## Tarefa
Escreva, sem nenhuma alteração, o trecho que vai da primeira linha até a linha que contém "footnote [80, 1183, 863, 1293]", incluindo as duas.

===

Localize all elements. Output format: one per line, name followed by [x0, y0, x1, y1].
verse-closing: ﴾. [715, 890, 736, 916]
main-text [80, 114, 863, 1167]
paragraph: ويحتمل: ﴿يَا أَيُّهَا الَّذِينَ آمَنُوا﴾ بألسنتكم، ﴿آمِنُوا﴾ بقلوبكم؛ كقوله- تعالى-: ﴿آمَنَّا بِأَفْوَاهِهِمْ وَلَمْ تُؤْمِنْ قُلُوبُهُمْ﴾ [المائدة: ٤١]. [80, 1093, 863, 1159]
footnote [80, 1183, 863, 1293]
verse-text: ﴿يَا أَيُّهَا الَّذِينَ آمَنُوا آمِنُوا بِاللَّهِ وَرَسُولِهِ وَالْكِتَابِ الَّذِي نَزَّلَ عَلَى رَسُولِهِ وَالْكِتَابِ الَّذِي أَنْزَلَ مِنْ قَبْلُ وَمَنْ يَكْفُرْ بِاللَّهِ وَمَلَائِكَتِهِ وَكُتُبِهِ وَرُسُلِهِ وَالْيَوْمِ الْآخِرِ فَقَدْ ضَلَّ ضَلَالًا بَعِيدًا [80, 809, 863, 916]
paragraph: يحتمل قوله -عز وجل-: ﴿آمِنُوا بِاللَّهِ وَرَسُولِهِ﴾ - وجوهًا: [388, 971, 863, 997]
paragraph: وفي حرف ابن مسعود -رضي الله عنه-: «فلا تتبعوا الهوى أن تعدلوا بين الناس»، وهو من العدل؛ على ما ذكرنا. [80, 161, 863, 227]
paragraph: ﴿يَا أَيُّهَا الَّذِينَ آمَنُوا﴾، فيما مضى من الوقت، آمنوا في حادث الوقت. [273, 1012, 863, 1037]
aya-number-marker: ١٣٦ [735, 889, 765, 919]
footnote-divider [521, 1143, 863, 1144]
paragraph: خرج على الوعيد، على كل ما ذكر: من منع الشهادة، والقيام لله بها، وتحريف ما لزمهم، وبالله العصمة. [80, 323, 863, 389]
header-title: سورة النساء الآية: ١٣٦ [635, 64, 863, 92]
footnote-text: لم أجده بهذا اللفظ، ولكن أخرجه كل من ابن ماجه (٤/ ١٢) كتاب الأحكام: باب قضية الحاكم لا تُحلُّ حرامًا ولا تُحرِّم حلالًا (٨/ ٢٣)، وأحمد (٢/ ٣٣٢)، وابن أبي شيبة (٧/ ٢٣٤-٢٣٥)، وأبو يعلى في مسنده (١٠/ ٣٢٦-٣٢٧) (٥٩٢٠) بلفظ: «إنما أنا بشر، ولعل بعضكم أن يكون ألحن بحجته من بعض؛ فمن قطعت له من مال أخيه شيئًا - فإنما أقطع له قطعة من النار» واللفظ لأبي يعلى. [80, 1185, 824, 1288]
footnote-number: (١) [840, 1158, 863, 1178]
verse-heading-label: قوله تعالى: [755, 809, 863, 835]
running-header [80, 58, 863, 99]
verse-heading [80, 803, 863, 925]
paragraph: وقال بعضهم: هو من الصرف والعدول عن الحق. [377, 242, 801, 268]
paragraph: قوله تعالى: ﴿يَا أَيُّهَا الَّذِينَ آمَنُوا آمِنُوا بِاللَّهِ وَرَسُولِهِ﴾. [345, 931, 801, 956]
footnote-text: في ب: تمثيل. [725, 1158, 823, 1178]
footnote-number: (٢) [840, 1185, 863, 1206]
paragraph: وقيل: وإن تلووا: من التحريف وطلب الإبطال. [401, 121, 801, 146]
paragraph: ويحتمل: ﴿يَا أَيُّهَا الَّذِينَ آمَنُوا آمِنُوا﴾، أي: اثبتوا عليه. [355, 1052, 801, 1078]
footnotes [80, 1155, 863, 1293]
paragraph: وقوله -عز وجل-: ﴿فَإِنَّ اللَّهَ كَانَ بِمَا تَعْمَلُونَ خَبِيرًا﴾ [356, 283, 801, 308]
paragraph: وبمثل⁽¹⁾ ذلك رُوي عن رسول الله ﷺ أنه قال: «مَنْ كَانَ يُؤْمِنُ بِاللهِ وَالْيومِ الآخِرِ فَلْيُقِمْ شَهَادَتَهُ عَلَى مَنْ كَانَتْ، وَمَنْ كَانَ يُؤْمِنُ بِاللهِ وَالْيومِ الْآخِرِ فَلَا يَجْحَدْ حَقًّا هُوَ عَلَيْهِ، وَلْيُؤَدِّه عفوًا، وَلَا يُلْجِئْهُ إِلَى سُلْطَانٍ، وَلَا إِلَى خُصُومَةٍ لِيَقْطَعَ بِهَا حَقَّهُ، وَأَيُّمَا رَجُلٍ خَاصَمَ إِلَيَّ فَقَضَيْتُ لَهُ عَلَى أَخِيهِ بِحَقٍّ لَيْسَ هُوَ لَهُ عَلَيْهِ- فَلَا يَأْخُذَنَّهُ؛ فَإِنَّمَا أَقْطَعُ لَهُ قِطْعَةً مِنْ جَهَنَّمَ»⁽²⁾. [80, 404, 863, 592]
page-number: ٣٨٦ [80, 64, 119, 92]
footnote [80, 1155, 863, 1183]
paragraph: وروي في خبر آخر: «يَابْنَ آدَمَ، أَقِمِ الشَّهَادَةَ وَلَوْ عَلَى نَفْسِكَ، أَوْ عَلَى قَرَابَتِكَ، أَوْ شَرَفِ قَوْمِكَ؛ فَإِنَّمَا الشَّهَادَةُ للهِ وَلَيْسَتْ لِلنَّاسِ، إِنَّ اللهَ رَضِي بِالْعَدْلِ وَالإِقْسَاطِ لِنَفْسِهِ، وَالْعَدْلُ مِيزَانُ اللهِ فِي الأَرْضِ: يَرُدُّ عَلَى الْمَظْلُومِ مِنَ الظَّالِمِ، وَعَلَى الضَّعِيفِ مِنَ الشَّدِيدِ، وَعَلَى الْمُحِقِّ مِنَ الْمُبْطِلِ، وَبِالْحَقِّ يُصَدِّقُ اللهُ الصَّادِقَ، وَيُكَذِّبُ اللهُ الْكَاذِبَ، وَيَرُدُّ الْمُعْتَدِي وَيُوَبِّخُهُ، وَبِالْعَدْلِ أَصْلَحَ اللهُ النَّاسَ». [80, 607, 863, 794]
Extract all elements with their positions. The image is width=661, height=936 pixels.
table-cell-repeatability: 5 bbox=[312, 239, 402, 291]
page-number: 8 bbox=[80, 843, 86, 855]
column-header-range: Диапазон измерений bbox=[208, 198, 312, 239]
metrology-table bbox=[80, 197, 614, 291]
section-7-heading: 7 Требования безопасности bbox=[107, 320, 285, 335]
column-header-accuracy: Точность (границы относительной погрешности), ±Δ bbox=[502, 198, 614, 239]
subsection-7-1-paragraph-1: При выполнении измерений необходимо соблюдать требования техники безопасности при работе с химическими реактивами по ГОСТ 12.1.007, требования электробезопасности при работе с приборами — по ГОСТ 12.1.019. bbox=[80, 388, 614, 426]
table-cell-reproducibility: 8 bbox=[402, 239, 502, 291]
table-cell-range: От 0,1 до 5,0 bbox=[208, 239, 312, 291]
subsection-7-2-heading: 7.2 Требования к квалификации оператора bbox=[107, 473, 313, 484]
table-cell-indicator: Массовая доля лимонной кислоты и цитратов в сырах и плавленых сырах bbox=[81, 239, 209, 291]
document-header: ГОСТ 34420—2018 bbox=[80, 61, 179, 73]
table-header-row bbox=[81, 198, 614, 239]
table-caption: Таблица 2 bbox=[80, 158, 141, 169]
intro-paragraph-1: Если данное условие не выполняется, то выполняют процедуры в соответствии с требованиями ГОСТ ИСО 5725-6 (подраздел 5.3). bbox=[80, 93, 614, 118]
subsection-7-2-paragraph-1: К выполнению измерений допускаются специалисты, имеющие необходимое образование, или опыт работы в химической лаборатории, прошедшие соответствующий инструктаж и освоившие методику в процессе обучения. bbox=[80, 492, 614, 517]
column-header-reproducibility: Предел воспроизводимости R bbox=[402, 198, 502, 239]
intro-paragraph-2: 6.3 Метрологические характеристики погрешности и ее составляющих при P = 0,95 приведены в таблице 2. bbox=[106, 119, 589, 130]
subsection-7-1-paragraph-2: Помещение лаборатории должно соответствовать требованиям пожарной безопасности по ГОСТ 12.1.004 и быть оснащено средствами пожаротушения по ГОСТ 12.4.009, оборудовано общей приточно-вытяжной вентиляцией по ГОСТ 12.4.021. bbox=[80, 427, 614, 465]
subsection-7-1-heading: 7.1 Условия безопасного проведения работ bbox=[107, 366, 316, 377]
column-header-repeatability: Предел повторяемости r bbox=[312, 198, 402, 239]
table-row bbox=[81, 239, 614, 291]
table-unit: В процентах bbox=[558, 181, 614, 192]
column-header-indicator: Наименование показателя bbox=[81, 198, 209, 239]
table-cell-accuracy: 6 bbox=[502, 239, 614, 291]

===

## Resposta da tarefa
Localize all elements. Output format: one per line, name followed by [x0, y0, x1, y1].
verse-closing: ﴾. [715, 890, 736, 916]
main-text [80, 114, 863, 1167]
paragraph: ويحتمل: ﴿يَا أَيُّهَا الَّذِينَ آمَنُوا﴾ بألسنتكم، ﴿آمِنُوا﴾ بقلوبكم؛ كقوله- تعالى-: ﴿آمَنَّا بِأَفْوَاهِهِمْ وَلَمْ تُؤْمِنْ قُلُوبُهُمْ﴾ [المائدة: ٤١]. [80, 1093, 863, 1159]
footnote [80, 1183, 863, 1293]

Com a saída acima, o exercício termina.